▸ **PROBLEM DESCRIPTION**:
Without including any pictures, copy each entry below exactly.

▸ **INPUT RECORDS**:
------------------------------------

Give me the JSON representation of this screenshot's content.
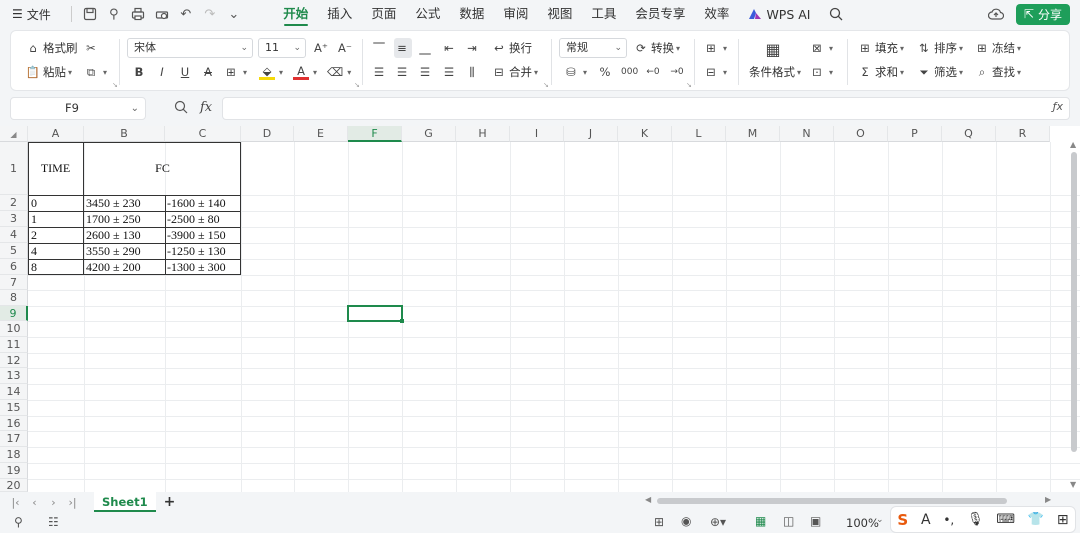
{
  "topbar": {
    "file_label": "文件",
    "menu": [
      "开始",
      "插入",
      "页面",
      "公式",
      "数据",
      "审阅",
      "视图",
      "工具",
      "会员专享",
      "效率"
    ],
    "active_menu": "开始",
    "wps_ai_label": "WPS AI",
    "share_label": "分享"
  },
  "ribbon": {
    "format_painter": "格式刷",
    "paste": "粘贴",
    "font_name": "宋体",
    "font_size": "11",
    "wrap_text": "换行",
    "merge": "合并",
    "number_format": "常规",
    "convert": "转换",
    "conditional_format": "条件格式",
    "fill": "填充",
    "sort": "排序",
    "freeze": "冻结",
    "sum": "求和",
    "filter": "筛选",
    "find": "查找"
  },
  "formula_bar": {
    "name_box": "F9",
    "fx_label": "fx",
    "content": ""
  },
  "sheet": {
    "columns": [
      "A",
      "B",
      "C",
      "D",
      "E",
      "F",
      "G",
      "H",
      "I",
      "J",
      "K",
      "L",
      "M",
      "N",
      "O",
      "P",
      "Q",
      "R"
    ],
    "rows": [
      "1",
      "2",
      "3",
      "4",
      "5",
      "6",
      "7",
      "8",
      "9",
      "10",
      "11",
      "12",
      "13",
      "14",
      "15",
      "16",
      "17",
      "18",
      "19",
      "20"
    ],
    "selected_cell": "F9",
    "cells": {
      "A1": "TIME",
      "B1": "FC",
      "A2": "0",
      "B2": "3450 ± 230",
      "C2": "-1600 ± 140",
      "A3": "1",
      "B3": "1700 ± 250",
      "C3": "-2500 ± 80",
      "A4": "2",
      "B4": "2600 ± 130",
      "C4": "-3900 ± 150",
      "A5": "4",
      "B5": "3550 ± 290",
      "C5": "-1250 ± 130",
      "A6": "8",
      "B6": "4200 ± 200",
      "C6": "-1300 ± 300"
    }
  },
  "tabs": {
    "sheet_name": "Sheet1",
    "add_label": "+"
  },
  "status": {
    "zoom": "100%"
  }
}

------------------------------------

▸ **SOLUTION FOR THIS EXERCISE**:
Give me the JSON representation of this screenshot's content.
{
  "topbar": {
    "file_label": "文件",
    "menu": [
      "开始",
      "插入",
      "页面",
      "公式",
      "数据",
      "审阅",
      "视图",
      "工具",
      "会员专享",
      "效率"
    ],
    "active_menu": "开始",
    "wps_ai_label": "WPS AI",
    "share_label": "分享"
  },
  "ribbon": {
    "format_painter": "格式刷",
    "paste": "粘贴",
    "font_name": "宋体",
    "font_size": "11",
    "wrap_text": "换行",
    "merge": "合并",
    "number_format": "常规",
    "convert": "转换",
    "conditional_format": "条件格式",
    "fill": "填充",
    "sort": "排序",
    "freeze": "冻结",
    "sum": "求和",
    "filter": "筛选",
    "find": "查找"
  },
  "formula_bar": {
    "name_box": "F9",
    "fx_label": "fx",
    "content": ""
  },
  "sheet": {
    "columns": [
      "A",
      "B",
      "C",
      "D",
      "E",
      "F",
      "G",
      "H",
      "I",
      "J",
      "K",
      "L",
      "M",
      "N",
      "O",
      "P",
      "Q",
      "R"
    ],
    "rows": [
      "1",
      "2",
      "3",
      "4",
      "5",
      "6",
      "7",
      "8",
      "9",
      "10",
      "11",
      "12",
      "13",
      "14",
      "15",
      "16",
      "17",
      "18",
      "19",
      "20"
    ],
    "selected_cell": "F9",
    "cells": {
      "A1": "TIME",
      "B1": "FC",
      "A2": "0",
      "B2": "3450 ± 230",
      "C2": "-1600 ± 140",
      "A3": "1",
      "B3": "1700 ± 250",
      "C3": "-2500 ± 80",
      "A4": "2",
      "B4": "2600 ± 130",
      "C4": "-3900 ± 150",
      "A5": "4",
      "B5": "3550 ± 290",
      "C5": "-1250 ± 130",
      "A6": "8",
      "B6": "4200 ± 200",
      "C6": "-1300 ± 300"
    }
  },
  "tabs": {
    "sheet_name": "Sheet1",
    "add_label": "+"
  },
  "status": {
    "zoom": "100%"
  }
}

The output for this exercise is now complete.